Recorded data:
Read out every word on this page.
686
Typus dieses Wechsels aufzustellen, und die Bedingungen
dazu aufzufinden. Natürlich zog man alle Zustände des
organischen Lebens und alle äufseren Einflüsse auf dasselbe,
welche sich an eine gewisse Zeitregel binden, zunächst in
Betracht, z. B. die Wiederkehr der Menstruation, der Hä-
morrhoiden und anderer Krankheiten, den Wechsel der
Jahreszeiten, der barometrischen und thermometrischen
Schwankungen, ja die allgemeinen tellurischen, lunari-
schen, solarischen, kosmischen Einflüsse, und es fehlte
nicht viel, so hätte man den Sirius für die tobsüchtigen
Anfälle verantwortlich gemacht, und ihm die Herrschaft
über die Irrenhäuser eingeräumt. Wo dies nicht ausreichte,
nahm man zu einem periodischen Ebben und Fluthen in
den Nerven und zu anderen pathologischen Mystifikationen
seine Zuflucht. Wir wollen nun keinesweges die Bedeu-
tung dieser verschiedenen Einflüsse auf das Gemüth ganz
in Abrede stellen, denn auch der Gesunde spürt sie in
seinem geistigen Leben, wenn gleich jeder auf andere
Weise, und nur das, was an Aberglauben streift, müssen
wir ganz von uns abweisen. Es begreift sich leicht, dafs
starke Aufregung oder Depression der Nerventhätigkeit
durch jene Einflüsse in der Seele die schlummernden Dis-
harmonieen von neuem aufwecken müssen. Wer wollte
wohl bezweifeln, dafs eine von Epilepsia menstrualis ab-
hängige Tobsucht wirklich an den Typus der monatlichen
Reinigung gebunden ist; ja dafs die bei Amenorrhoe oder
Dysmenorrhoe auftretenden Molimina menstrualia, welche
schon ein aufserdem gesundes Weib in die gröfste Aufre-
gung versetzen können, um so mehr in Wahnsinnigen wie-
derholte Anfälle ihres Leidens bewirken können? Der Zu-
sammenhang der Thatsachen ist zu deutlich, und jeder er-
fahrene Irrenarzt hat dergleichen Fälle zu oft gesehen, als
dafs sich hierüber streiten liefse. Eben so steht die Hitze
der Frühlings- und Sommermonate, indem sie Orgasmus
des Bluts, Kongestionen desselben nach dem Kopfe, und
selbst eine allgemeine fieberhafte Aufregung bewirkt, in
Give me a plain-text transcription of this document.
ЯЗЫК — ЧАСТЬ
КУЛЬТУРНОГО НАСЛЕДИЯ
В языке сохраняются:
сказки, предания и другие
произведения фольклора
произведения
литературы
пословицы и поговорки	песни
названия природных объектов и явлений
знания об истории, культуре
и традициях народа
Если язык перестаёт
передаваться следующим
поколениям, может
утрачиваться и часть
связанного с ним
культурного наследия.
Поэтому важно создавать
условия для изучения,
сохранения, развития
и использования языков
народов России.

* * *

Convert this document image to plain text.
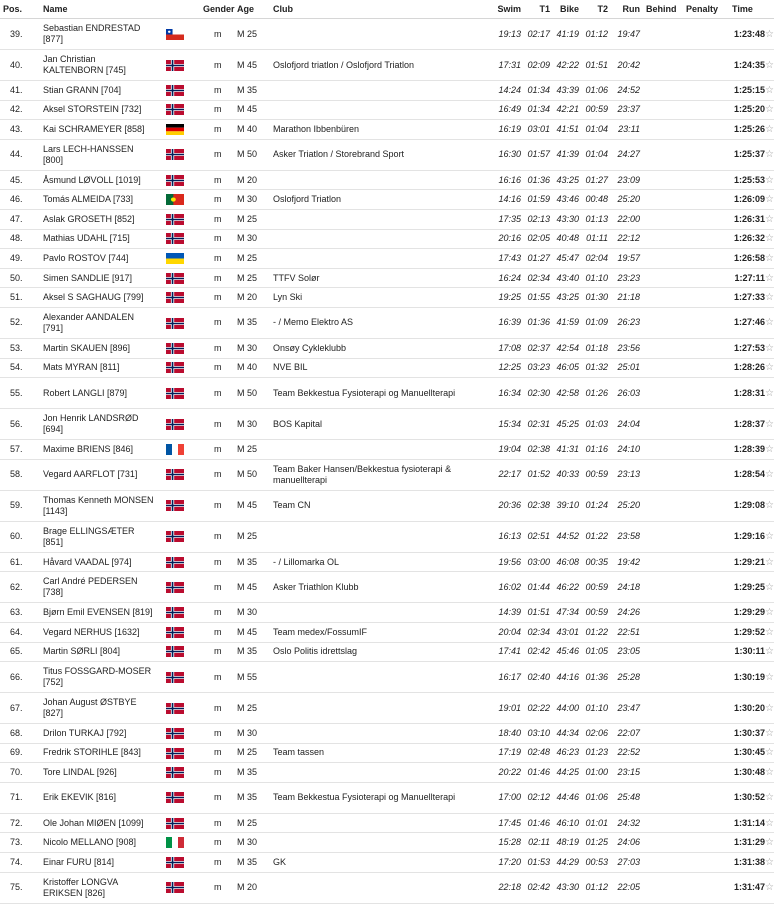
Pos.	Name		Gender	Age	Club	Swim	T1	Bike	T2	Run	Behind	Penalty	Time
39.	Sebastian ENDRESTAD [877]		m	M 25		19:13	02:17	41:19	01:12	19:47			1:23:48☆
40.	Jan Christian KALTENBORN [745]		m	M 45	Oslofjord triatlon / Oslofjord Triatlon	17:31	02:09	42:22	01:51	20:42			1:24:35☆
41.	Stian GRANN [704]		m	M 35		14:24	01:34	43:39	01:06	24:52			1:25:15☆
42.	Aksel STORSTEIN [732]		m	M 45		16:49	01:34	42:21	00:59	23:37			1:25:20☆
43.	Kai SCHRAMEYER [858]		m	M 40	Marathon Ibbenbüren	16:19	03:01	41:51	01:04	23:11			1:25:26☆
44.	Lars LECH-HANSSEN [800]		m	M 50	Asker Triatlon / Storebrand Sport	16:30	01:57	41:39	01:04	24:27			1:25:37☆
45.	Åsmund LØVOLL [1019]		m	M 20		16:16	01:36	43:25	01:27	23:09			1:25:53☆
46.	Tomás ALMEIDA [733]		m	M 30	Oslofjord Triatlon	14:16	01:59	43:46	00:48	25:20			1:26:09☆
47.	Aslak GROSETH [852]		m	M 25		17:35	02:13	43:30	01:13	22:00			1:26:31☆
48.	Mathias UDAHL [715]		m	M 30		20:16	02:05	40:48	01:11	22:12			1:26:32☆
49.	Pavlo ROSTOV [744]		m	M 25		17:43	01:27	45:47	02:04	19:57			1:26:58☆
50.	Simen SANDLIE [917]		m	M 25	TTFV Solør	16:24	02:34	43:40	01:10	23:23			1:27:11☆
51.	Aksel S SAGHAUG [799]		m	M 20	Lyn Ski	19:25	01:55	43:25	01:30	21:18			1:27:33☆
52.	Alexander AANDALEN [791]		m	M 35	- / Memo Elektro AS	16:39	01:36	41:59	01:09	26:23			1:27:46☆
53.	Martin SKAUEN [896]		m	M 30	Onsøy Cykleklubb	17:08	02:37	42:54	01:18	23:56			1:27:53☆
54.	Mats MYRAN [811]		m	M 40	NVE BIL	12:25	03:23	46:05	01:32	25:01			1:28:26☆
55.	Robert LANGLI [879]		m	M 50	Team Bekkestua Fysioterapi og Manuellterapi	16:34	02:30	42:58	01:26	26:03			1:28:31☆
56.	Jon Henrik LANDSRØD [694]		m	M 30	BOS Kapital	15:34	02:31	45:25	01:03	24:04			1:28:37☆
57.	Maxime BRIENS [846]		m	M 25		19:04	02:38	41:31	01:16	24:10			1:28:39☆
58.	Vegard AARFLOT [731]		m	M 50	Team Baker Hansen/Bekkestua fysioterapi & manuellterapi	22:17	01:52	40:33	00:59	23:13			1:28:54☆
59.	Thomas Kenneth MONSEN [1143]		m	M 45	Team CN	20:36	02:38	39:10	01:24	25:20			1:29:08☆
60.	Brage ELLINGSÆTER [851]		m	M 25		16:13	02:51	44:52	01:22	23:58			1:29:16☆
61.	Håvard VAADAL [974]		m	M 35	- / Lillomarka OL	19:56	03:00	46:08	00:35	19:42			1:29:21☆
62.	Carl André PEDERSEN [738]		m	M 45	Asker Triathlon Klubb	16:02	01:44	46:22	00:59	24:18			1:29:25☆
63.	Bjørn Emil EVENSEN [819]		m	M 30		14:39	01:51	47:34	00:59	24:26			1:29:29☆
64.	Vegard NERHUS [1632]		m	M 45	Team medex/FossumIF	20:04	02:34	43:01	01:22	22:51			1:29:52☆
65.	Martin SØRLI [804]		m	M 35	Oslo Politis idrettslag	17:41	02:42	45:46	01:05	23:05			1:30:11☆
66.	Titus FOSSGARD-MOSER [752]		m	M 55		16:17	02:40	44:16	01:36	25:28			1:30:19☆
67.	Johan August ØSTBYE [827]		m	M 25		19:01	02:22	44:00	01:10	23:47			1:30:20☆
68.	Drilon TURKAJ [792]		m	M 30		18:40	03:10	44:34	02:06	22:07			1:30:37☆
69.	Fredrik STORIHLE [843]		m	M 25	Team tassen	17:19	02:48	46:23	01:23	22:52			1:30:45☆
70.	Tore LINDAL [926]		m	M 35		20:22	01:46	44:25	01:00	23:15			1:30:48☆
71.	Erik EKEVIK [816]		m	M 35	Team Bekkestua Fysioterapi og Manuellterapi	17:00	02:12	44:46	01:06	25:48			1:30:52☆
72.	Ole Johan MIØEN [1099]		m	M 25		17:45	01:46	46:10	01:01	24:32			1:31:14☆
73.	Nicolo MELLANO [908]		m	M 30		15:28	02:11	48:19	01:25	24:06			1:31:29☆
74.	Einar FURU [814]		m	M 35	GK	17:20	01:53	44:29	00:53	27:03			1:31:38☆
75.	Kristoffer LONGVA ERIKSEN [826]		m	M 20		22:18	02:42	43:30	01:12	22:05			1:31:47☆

WHAT IS ASKED: Copy every line of the listing containing the string "Anfälle".

SOLUTION TO THIS EXERCISE:
Anfälle verantwortlich gemacht, und ihm die Herrschaft
derholte Anfälle ihres Leidens bewirken können? Der Zu-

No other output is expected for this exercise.